■ TASK DETAILS ■
Present the data once more in exactly its original form.

— start STORED DATA —

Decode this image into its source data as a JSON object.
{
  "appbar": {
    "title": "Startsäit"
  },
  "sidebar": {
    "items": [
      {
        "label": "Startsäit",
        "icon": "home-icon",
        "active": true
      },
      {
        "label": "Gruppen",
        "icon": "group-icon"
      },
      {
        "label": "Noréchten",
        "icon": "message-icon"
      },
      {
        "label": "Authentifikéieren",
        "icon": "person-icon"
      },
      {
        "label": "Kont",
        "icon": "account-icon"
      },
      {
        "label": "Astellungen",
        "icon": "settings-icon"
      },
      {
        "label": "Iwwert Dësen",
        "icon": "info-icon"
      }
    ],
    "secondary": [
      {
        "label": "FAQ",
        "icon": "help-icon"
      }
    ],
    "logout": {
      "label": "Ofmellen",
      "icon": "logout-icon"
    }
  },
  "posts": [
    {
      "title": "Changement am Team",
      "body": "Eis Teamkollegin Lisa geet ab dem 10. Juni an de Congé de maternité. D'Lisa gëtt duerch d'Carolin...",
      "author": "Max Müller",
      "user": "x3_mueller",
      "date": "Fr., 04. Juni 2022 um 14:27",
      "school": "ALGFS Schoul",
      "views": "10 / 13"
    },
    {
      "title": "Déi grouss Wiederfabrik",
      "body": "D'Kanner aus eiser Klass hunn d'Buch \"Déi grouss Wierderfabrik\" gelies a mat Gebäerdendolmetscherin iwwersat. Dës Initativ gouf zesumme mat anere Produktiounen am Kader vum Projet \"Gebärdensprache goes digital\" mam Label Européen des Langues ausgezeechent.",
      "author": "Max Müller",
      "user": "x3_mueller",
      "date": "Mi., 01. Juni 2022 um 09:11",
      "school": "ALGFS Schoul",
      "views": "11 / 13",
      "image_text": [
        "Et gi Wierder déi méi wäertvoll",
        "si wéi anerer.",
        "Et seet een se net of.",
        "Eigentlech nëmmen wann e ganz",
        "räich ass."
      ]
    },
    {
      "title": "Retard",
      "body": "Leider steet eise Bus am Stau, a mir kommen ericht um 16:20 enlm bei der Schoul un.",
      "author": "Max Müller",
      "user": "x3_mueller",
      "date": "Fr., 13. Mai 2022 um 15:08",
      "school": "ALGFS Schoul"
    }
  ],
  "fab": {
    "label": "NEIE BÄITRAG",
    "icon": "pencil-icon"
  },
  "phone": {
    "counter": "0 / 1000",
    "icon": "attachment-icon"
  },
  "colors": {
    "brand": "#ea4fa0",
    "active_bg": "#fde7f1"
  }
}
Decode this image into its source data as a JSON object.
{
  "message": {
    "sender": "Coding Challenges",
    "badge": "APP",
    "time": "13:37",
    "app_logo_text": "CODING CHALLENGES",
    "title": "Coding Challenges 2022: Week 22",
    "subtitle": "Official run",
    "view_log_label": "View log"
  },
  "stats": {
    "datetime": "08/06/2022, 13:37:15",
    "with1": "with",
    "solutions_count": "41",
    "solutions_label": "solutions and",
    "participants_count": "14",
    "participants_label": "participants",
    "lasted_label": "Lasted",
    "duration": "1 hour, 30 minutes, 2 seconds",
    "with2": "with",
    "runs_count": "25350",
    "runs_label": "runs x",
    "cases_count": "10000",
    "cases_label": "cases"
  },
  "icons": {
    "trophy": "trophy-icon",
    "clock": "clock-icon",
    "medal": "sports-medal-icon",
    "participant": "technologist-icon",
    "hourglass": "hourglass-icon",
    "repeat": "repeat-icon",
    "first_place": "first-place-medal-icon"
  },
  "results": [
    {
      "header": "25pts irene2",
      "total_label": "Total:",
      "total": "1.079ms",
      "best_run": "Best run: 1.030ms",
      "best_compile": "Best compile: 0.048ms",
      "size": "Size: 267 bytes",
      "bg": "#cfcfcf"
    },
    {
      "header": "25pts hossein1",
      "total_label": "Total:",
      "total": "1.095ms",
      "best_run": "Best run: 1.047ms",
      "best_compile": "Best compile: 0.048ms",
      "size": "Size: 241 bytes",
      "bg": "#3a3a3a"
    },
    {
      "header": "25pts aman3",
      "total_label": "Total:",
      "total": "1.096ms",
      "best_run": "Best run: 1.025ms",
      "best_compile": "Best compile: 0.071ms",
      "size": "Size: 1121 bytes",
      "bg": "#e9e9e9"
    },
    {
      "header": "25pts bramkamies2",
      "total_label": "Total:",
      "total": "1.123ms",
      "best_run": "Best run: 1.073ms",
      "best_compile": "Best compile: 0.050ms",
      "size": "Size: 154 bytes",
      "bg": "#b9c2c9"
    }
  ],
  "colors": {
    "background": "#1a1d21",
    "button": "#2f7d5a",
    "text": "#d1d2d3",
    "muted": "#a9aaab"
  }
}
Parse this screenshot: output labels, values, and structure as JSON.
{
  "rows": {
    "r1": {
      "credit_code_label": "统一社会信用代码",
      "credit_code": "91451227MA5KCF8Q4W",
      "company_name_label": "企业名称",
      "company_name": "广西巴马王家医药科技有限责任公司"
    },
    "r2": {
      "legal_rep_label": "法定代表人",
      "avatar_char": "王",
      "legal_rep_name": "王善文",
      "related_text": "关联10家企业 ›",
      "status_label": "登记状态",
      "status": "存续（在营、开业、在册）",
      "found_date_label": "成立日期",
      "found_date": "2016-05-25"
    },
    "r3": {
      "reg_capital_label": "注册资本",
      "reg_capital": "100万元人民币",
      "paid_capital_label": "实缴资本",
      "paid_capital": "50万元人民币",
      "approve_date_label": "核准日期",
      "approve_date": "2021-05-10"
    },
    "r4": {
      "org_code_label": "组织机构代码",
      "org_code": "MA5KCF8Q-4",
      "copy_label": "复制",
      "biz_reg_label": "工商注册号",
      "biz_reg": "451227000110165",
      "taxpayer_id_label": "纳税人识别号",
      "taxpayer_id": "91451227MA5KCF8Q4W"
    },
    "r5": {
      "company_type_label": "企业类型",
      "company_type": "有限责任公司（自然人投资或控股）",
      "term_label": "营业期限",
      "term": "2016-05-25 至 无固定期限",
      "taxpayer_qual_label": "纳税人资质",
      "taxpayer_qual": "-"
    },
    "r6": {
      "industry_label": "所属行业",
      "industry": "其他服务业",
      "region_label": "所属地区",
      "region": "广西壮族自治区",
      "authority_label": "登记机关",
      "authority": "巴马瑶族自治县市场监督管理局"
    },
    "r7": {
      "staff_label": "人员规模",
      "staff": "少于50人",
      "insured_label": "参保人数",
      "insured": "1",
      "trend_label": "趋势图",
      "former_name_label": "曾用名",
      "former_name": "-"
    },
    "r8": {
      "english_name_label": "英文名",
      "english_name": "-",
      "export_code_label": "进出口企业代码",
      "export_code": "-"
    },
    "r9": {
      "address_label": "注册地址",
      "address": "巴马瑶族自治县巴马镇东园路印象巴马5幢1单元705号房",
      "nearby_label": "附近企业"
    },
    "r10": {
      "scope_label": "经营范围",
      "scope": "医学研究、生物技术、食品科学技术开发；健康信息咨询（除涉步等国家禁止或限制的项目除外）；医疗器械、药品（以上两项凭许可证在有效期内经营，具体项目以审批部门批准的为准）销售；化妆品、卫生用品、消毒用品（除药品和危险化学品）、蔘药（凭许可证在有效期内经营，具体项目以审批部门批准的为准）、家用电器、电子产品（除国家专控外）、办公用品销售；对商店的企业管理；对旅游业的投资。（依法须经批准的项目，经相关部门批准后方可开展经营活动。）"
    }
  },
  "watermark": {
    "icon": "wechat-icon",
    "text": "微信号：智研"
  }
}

— end STORED DATA —

■ PROBLEM SOLUTION ■
Decode this image into its source data as a JSON object.
{
  "appbar": {
    "title": "Startsäit"
  },
  "sidebar": {
    "items": [
      {
        "label": "Startsäit",
        "icon": "home-icon",
        "active": true
      },
      {
        "label": "Gruppen",
        "icon": "group-icon"
      },
      {
        "label": "Noréchten",
        "icon": "message-icon"
      },
      {
        "label": "Authentifikéieren",
        "icon": "person-icon"
      },
      {
        "label": "Kont",
        "icon": "account-icon"
      },
      {
        "label": "Astellungen",
        "icon": "settings-icon"
      },
      {
        "label": "Iwwert Dësen",
        "icon": "info-icon"
      }
    ],
    "secondary": [
      {
        "label": "FAQ",
        "icon": "help-icon"
      }
    ],
    "logout": {
      "label": "Ofmellen",
      "icon": "logout-icon"
    }
  },
  "posts": [
    {
      "title": "Changement am Team",
      "body": "Eis Teamkollegin Lisa geet ab dem 10. Juni an de Congé de maternité. D'Lisa gëtt duerch d'Carolin...",
      "author": "Max Müller",
      "user": "x3_mueller",
      "date": "Fr., 04. Juni 2022 um 14:27",
      "school": "ALGFS Schoul",
      "views": "10 / 13"
    },
    {
      "title": "Déi grouss Wiederfabrik",
      "body": "D'Kanner aus eiser Klass hunn d'Buch \"Déi grouss Wierderfabrik\" gelies a mat Gebäerdendolmetscherin iwwersat. Dës Initativ gouf zesumme mat anere Produktiounen am Kader vum Projet \"Gebärdensprache goes digital\" mam Label Européen des Langues ausgezeechent.",
      "author": "Max Müller",
      "user": "x3_mueller",
      "date": "Mi., 01. Juni 2022 um 09:11",
      "school": "ALGFS Schoul",
      "views": "11 / 13",
      "image_text": [
        "Et gi Wierder déi méi wäertvoll",
        "si wéi anerer.",
        "Et seet een se net of.",
        "Eigentlech nëmmen wann e ganz",
        "räich ass."
      ]
    },
    {
      "title": "Retard",
      "body": "Leider steet eise Bus am Stau, a mir kommen ericht um 16:20 enlm bei der Schoul un.",
      "author": "Max Müller",
      "user": "x3_mueller",
      "date": "Fr., 13. Mai 2022 um 15:08",
      "school": "ALGFS Schoul"
    }
  ],
  "fab": {
    "label": "NEIE BÄITRAG",
    "icon": "pencil-icon"
  },
  "phone": {
    "counter": "0 / 1000",
    "icon": "attachment-icon"
  },
  "colors": {
    "brand": "#ea4fa0",
    "active_bg": "#fde7f1"
  }
}
Decode this image into its source data as a JSON object.
{
  "message": {
    "sender": "Coding Challenges",
    "badge": "APP",
    "time": "13:37",
    "app_logo_text": "CODING CHALLENGES",
    "title": "Coding Challenges 2022: Week 22",
    "subtitle": "Official run",
    "view_log_label": "View log"
  },
  "stats": {
    "datetime": "08/06/2022, 13:37:15",
    "with1": "with",
    "solutions_count": "41",
    "solutions_label": "solutions and",
    "participants_count": "14",
    "participants_label": "participants",
    "lasted_label": "Lasted",
    "duration": "1 hour, 30 minutes, 2 seconds",
    "with2": "with",
    "runs_count": "25350",
    "runs_label": "runs x",
    "cases_count": "10000",
    "cases_label": "cases"
  },
  "icons": {
    "trophy": "trophy-icon",
    "clock": "clock-icon",
    "medal": "sports-medal-icon",
    "participant": "technologist-icon",
    "hourglass": "hourglass-icon",
    "repeat": "repeat-icon",
    "first_place": "first-place-medal-icon"
  },
  "results": [
    {
      "header": "25pts irene2",
      "total_label": "Total:",
      "total": "1.079ms",
      "best_run": "Best run: 1.030ms",
      "best_compile": "Best compile: 0.048ms",
      "size": "Size: 267 bytes",
      "bg": "#cfcfcf"
    },
    {
      "header": "25pts hossein1",
      "total_label": "Total:",
      "total": "1.095ms",
      "best_run": "Best run: 1.047ms",
      "best_compile": "Best compile: 0.048ms",
      "size": "Size: 241 bytes",
      "bg": "#3a3a3a"
    },
    {
      "header": "25pts aman3",
      "total_label": "Total:",
      "total": "1.096ms",
      "best_run": "Best run: 1.025ms",
      "best_compile": "Best compile: 0.071ms",
      "size": "Size: 1121 bytes",
      "bg": "#e9e9e9"
    },
    {
      "header": "25pts bramkamies2",
      "total_label": "Total:",
      "total": "1.123ms",
      "best_run": "Best run: 1.073ms",
      "best_compile": "Best compile: 0.050ms",
      "size": "Size: 154 bytes",
      "bg": "#b9c2c9"
    }
  ],
  "colors": {
    "background": "#1a1d21",
    "button": "#2f7d5a",
    "text": "#d1d2d3",
    "muted": "#a9aaab"
  }
}
Parse this screenshot: output labels, values, and structure as JSON.
{
  "rows": {
    "r1": {
      "credit_code_label": "统一社会信用代码",
      "credit_code": "91451227MA5KCF8Q4W",
      "company_name_label": "企业名称",
      "company_name": "广西巴马王家医药科技有限责任公司"
    },
    "r2": {
      "legal_rep_label": "法定代表人",
      "avatar_char": "王",
      "legal_rep_name": "王善文",
      "related_text": "关联10家企业 ›",
      "status_label": "登记状态",
      "status": "存续（在营、开业、在册）",
      "found_date_label": "成立日期",
      "found_date": "2016-05-25"
    },
    "r3": {
      "reg_capital_label": "注册资本",
      "reg_capital": "100万元人民币",
      "paid_capital_label": "实缴资本",
      "paid_capital": "50万元人民币",
      "approve_date_label": "核准日期",
      "approve_date": "2021-05-10"
    },
    "r4": {
      "org_code_label": "组织机构代码",
      "org_code": "MA5KCF8Q-4",
      "copy_label": "复制",
      "biz_reg_label": "工商注册号",
      "biz_reg": "451227000110165",
      "taxpayer_id_label": "纳税人识别号",
      "taxpayer_id": "91451227MA5KCF8Q4W"
    },
    "r5": {
      "company_type_label": "企业类型",
      "company_type": "有限责任公司（自然人投资或控股）",
      "term_label": "营业期限",
      "term": "2016-05-25 至 无固定期限",
      "taxpayer_qual_label": "纳税人资质",
      "taxpayer_qual": "-"
    },
    "r6": {
      "industry_label": "所属行业",
      "industry": "其他服务业",
      "region_label": "所属地区",
      "region": "广西壮族自治区",
      "authority_label": "登记机关",
      "authority": "巴马瑶族自治县市场监督管理局"
    },
    "r7": {
      "staff_label": "人员规模",
      "staff": "少于50人",
      "insured_label": "参保人数",
      "insured": "1",
      "trend_label": "趋势图",
      "former_name_label": "曾用名",
      "former_name": "-"
    },
    "r8": {
      "english_name_label": "英文名",
      "english_name": "-",
      "export_code_label": "进出口企业代码",
      "export_code": "-"
    },
    "r9": {
      "address_label": "注册地址",
      "address": "巴马瑶族自治县巴马镇东园路印象巴马5幢1单元705号房",
      "nearby_label": "附近企业"
    },
    "r10": {
      "scope_label": "经营范围",
      "scope": "医学研究、生物技术、食品科学技术开发；健康信息咨询（除涉步等国家禁止或限制的项目除外）；医疗器械、药品（以上两项凭许可证在有效期内经营，具体项目以审批部门批准的为准）销售；化妆品、卫生用品、消毒用品（除药品和危险化学品）、蔘药（凭许可证在有效期内经营，具体项目以审批部门批准的为准）、家用电器、电子产品（除国家专控外）、办公用品销售；对商店的企业管理；对旅游业的投资。（依法须经批准的项目，经相关部门批准后方可开展经营活动。）"
    }
  },
  "watermark": {
    "icon": "wechat-icon",
    "text": "微信号：智研"
  }
}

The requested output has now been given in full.